Job: Please retype all of the rows below line for line, without the pictures.

Rows from a layout dataset:
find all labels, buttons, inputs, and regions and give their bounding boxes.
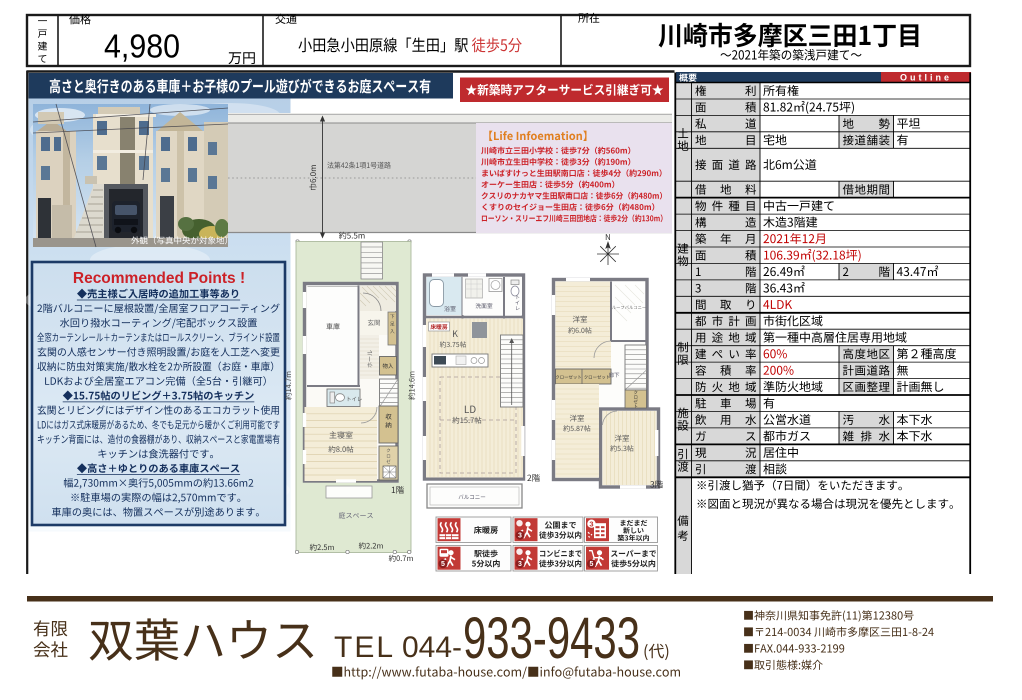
svg-text:5: 5 [441, 561, 445, 568]
svg-text:4,980: 4,980 [104, 28, 180, 65]
svg-text:5: 5 [590, 561, 594, 568]
svg-text:Recommended Points !: Recommended Points ! [73, 270, 245, 287]
svg-text:044-: 044- [402, 631, 462, 664]
svg-text:TEL: TEL [334, 631, 395, 664]
svg-text:3: 3 [518, 561, 522, 568]
svg-text:933-9433: 933-9433 [463, 606, 640, 671]
svg-text:3: 3 [589, 520, 593, 529]
svg-text:3: 3 [518, 533, 522, 540]
svg-text:Outline: Outline [900, 72, 952, 82]
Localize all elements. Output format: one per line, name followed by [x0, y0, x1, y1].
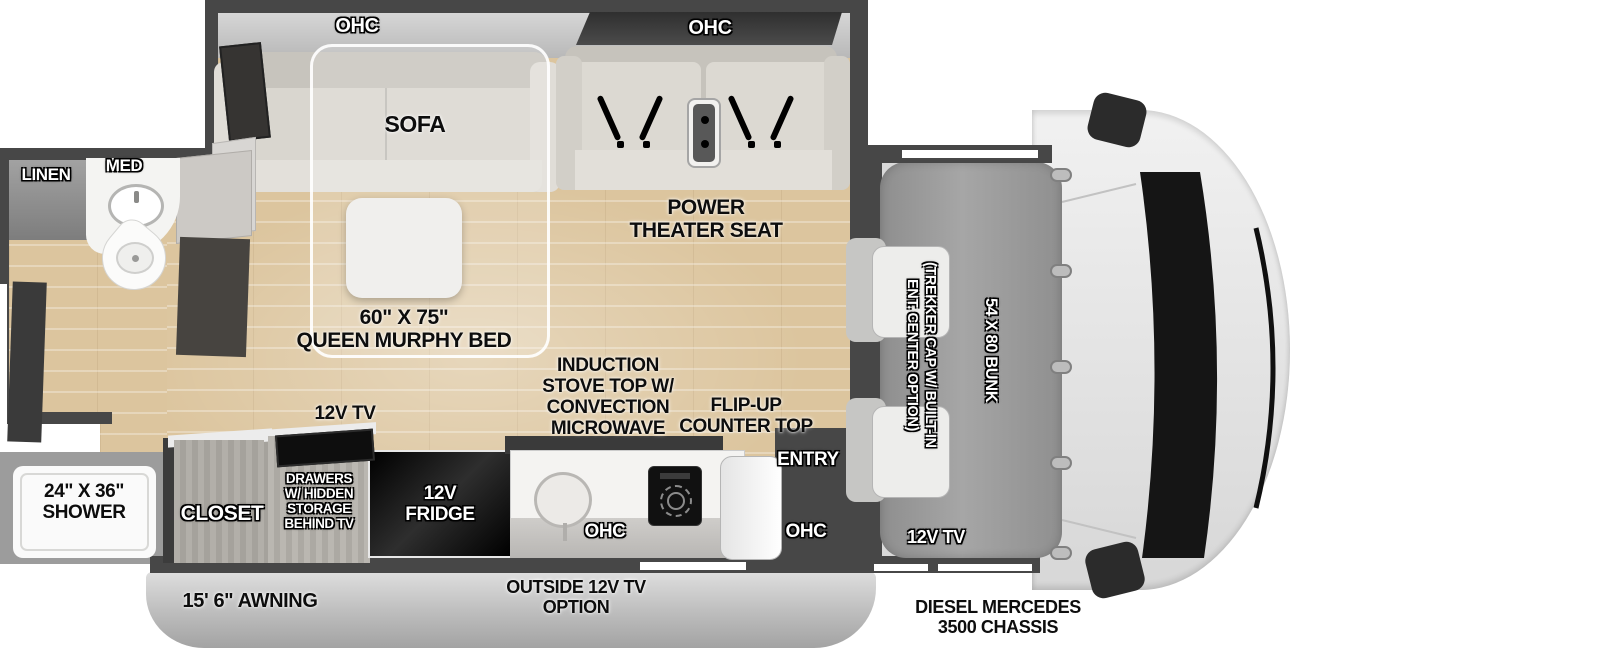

Final result:
find all labels, buttons, inputs, and regions and give their bounding boxes.
svg-text:5: 5 [441, 561, 445, 568]
svg-text:4,980: 4,980 [104, 28, 180, 65]
svg-text:5: 5 [590, 561, 594, 568]
svg-text:Recommended Points !: Recommended Points ! [73, 270, 245, 287]
svg-text:044-: 044- [402, 631, 462, 664]
svg-text:TEL: TEL [334, 631, 395, 664]
svg-text:3: 3 [518, 561, 522, 568]
svg-text:933-9433: 933-9433 [463, 606, 640, 671]
svg-text:3: 3 [589, 520, 593, 529]
svg-text:3: 3 [518, 533, 522, 540]
svg-text:Outline: Outline [900, 72, 952, 82]
Localize all elements. Output format: one per line, name followed by [x0, y0, x1, y1].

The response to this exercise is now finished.